**EXERCISE PROMPT:** Reproduce the full listing below unchanged, apart from the pictures.

+---+

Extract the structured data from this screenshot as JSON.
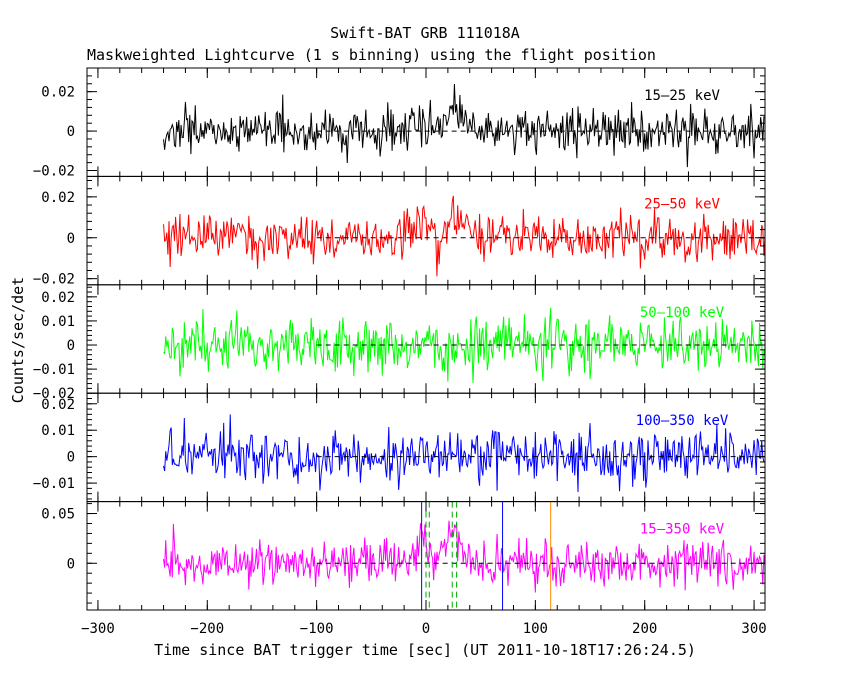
{
  "chart_data": {
    "type": "line",
    "title": "Swift-BAT GRB 111018A",
    "subtitle": "Maskweighted Lightcurve (1 s binning) using the flight position",
    "xlabel": "Time since BAT trigger time [sec] (UT 2011-10-18T17:26:24.5)",
    "ylabel": "Counts/sec/det",
    "xlim": [
      -310,
      310
    ],
    "data_range": [
      -240,
      310
    ],
    "bin_seconds": 1,
    "x_ticks": [
      -300,
      -200,
      -100,
      0,
      100,
      200,
      300
    ],
    "x_tick_labels": [
      "−300",
      "−200",
      "−100",
      "0",
      "100",
      "200",
      "300"
    ],
    "grid": false,
    "panels": [
      {
        "name": "15–25 keV",
        "color": "#000000",
        "ylim": [
          -0.023,
          0.032
        ],
        "y_ticks": [
          0.02,
          0,
          -0.02
        ],
        "y_tick_labels": [
          "0.02",
          "0",
          "−0.02"
        ],
        "noise_sigma": 0.0055,
        "pulses": [
          [
            -5,
            8,
            0.006
          ],
          [
            25,
            6,
            0.012
          ]
        ]
      },
      {
        "name": "25–50 keV",
        "color": "#ff0000",
        "ylim": [
          -0.023,
          0.03
        ],
        "y_ticks": [
          0.02,
          0,
          -0.02
        ],
        "y_tick_labels": [
          "0.02",
          "0",
          "−0.02"
        ],
        "noise_sigma": 0.006,
        "pulses": [
          [
            -3,
            6,
            0.008
          ],
          [
            27,
            7,
            0.011
          ]
        ]
      },
      {
        "name": "50–100 keV",
        "color": "#00ff00",
        "ylim": [
          -0.02,
          0.025
        ],
        "y_ticks": [
          0.02,
          0.01,
          0,
          -0.01,
          -0.02
        ],
        "y_tick_labels": [
          "0.02",
          "0.01",
          "0",
          "−0.01",
          "−0.02"
        ],
        "noise_sigma": 0.0055,
        "pulses": []
      },
      {
        "name": "100–350 keV",
        "color": "#0000ff",
        "ylim": [
          -0.017,
          0.024
        ],
        "y_ticks": [
          0.02,
          0.01,
          0,
          -0.01
        ],
        "y_tick_labels": [
          "0.02",
          "0.01",
          "0",
          "−0.01"
        ],
        "noise_sigma": 0.005,
        "pulses": []
      },
      {
        "name": "15–350 keV",
        "color": "#ff00ff",
        "ylim": [
          -0.047,
          0.062
        ],
        "y_ticks": [
          0.05,
          0
        ],
        "y_tick_labels": [
          "0.05",
          "0"
        ],
        "noise_sigma": 0.011,
        "pulses": [
          [
            -3,
            4,
            0.03
          ],
          [
            25,
            6,
            0.033
          ]
        ]
      }
    ],
    "markers": [
      {
        "x": 0,
        "style": "dashed",
        "color": "#00aa00"
      },
      {
        "x": 3,
        "style": "dashed",
        "color": "#00aa00"
      },
      {
        "x": 24,
        "style": "dashed",
        "color": "#00aa00"
      },
      {
        "x": 28,
        "style": "dashed",
        "color": "#00aa00"
      },
      {
        "x": -4,
        "style": "solid",
        "color": "#0000ff"
      },
      {
        "x": 70,
        "style": "solid",
        "color": "#0000ff"
      },
      {
        "x": 114,
        "style": "solid",
        "color": "#ff8800"
      }
    ]
  }
}
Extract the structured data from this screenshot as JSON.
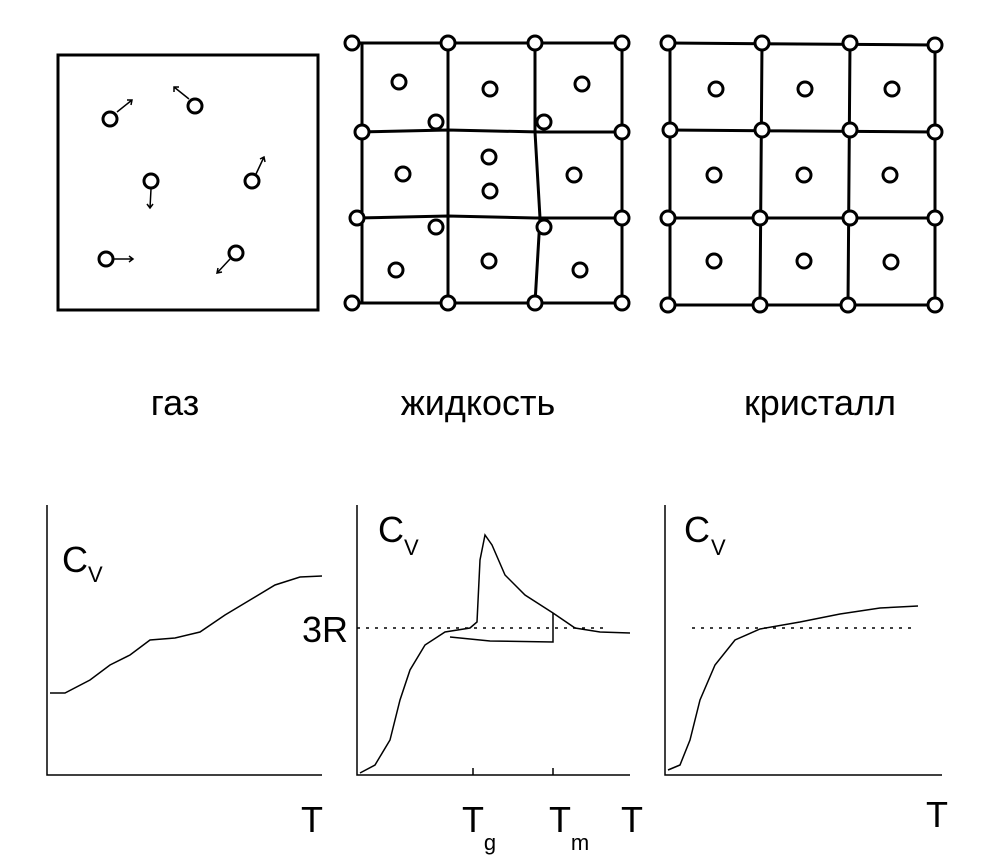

+---+

**TASK SOLUTION:**
Extract the structured data from this screenshot as JSON.
{
  "chart_data": {
    "type": "line",
    "title": "Swift-BAT GRB 111018A",
    "subtitle": "Maskweighted Lightcurve (1 s binning) using the flight position",
    "xlabel": "Time since BAT trigger time [sec] (UT 2011-10-18T17:26:24.5)",
    "ylabel": "Counts/sec/det",
    "xlim": [
      -310,
      310
    ],
    "data_range": [
      -240,
      310
    ],
    "bin_seconds": 1,
    "x_ticks": [
      -300,
      -200,
      -100,
      0,
      100,
      200,
      300
    ],
    "x_tick_labels": [
      "−300",
      "−200",
      "−100",
      "0",
      "100",
      "200",
      "300"
    ],
    "grid": false,
    "panels": [
      {
        "name": "15–25 keV",
        "color": "#000000",
        "ylim": [
          -0.023,
          0.032
        ],
        "y_ticks": [
          0.02,
          0,
          -0.02
        ],
        "y_tick_labels": [
          "0.02",
          "0",
          "−0.02"
        ],
        "noise_sigma": 0.0055,
        "pulses": [
          [
            -5,
            8,
            0.006
          ],
          [
            25,
            6,
            0.012
          ]
        ]
      },
      {
        "name": "25–50 keV",
        "color": "#ff0000",
        "ylim": [
          -0.023,
          0.03
        ],
        "y_ticks": [
          0.02,
          0,
          -0.02
        ],
        "y_tick_labels": [
          "0.02",
          "0",
          "−0.02"
        ],
        "noise_sigma": 0.006,
        "pulses": [
          [
            -3,
            6,
            0.008
          ],
          [
            27,
            7,
            0.011
          ]
        ]
      },
      {
        "name": "50–100 keV",
        "color": "#00ff00",
        "ylim": [
          -0.02,
          0.025
        ],
        "y_ticks": [
          0.02,
          0.01,
          0,
          -0.01,
          -0.02
        ],
        "y_tick_labels": [
          "0.02",
          "0.01",
          "0",
          "−0.01",
          "−0.02"
        ],
        "noise_sigma": 0.0055,
        "pulses": []
      },
      {
        "name": "100–350 keV",
        "color": "#0000ff",
        "ylim": [
          -0.017,
          0.024
        ],
        "y_ticks": [
          0.02,
          0.01,
          0,
          -0.01
        ],
        "y_tick_labels": [
          "0.02",
          "0.01",
          "0",
          "−0.01"
        ],
        "noise_sigma": 0.005,
        "pulses": []
      },
      {
        "name": "15–350 keV",
        "color": "#ff00ff",
        "ylim": [
          -0.047,
          0.062
        ],
        "y_ticks": [
          0.05,
          0
        ],
        "y_tick_labels": [
          "0.05",
          "0"
        ],
        "noise_sigma": 0.011,
        "pulses": [
          [
            -3,
            4,
            0.03
          ],
          [
            25,
            6,
            0.033
          ]
        ]
      }
    ],
    "markers": [
      {
        "x": 0,
        "style": "dashed",
        "color": "#00aa00"
      },
      {
        "x": 3,
        "style": "dashed",
        "color": "#00aa00"
      },
      {
        "x": 24,
        "style": "dashed",
        "color": "#00aa00"
      },
      {
        "x": 28,
        "style": "dashed",
        "color": "#00aa00"
      },
      {
        "x": -4,
        "style": "solid",
        "color": "#0000ff"
      },
      {
        "x": 70,
        "style": "solid",
        "color": "#0000ff"
      },
      {
        "x": 114,
        "style": "solid",
        "color": "#ff8800"
      }
    ]
  }
}
Extract the structured data from this screenshot as JSON.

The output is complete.